*Written exercise:* Read through the records below and copy each line that uses the word "this".

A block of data
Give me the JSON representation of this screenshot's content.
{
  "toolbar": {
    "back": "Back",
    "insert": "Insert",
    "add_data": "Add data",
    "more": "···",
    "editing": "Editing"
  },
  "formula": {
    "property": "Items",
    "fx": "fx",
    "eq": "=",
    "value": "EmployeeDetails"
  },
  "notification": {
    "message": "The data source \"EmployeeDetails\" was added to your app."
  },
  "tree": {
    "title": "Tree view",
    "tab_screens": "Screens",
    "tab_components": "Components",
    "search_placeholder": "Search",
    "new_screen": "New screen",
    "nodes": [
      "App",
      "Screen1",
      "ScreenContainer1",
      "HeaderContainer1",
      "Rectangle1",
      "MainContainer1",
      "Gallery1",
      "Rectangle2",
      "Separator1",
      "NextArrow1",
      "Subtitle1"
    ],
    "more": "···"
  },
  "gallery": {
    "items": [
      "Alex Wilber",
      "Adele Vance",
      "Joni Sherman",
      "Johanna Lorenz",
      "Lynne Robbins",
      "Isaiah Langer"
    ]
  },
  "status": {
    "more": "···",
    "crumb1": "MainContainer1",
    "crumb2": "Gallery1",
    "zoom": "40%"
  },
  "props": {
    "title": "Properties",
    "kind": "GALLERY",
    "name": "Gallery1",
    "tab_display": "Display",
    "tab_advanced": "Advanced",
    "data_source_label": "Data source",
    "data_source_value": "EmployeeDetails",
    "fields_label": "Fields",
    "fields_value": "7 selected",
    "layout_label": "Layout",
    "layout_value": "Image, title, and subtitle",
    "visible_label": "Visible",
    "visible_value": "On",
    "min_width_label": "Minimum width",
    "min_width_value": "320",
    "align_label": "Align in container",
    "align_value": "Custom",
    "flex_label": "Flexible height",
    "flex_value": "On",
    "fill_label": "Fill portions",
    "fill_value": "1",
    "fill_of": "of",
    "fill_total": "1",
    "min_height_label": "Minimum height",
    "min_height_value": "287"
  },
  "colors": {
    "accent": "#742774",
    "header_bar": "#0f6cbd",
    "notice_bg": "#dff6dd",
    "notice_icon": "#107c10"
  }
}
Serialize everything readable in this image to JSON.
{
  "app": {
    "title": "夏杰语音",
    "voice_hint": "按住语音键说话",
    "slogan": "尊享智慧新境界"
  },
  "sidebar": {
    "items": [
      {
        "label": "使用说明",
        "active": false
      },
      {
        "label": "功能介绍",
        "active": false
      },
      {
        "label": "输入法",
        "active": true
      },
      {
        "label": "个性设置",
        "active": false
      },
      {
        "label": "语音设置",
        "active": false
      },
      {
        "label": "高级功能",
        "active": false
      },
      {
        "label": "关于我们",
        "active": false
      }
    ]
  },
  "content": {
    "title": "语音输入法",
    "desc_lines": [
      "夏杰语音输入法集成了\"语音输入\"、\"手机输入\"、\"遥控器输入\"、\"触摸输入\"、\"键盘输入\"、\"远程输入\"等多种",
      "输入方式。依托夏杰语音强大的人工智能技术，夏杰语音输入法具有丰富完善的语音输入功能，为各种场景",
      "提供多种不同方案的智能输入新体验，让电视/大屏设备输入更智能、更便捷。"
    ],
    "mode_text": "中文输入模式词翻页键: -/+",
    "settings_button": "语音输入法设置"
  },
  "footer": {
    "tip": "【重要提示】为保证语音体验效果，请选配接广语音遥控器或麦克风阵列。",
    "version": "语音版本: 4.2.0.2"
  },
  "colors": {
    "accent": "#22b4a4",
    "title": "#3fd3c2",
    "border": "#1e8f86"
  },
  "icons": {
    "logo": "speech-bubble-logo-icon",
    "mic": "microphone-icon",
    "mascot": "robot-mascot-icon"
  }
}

*Written response:*
Give me the JSON representation of this screenshot's content.
Serialize everything readable in this image to JSON.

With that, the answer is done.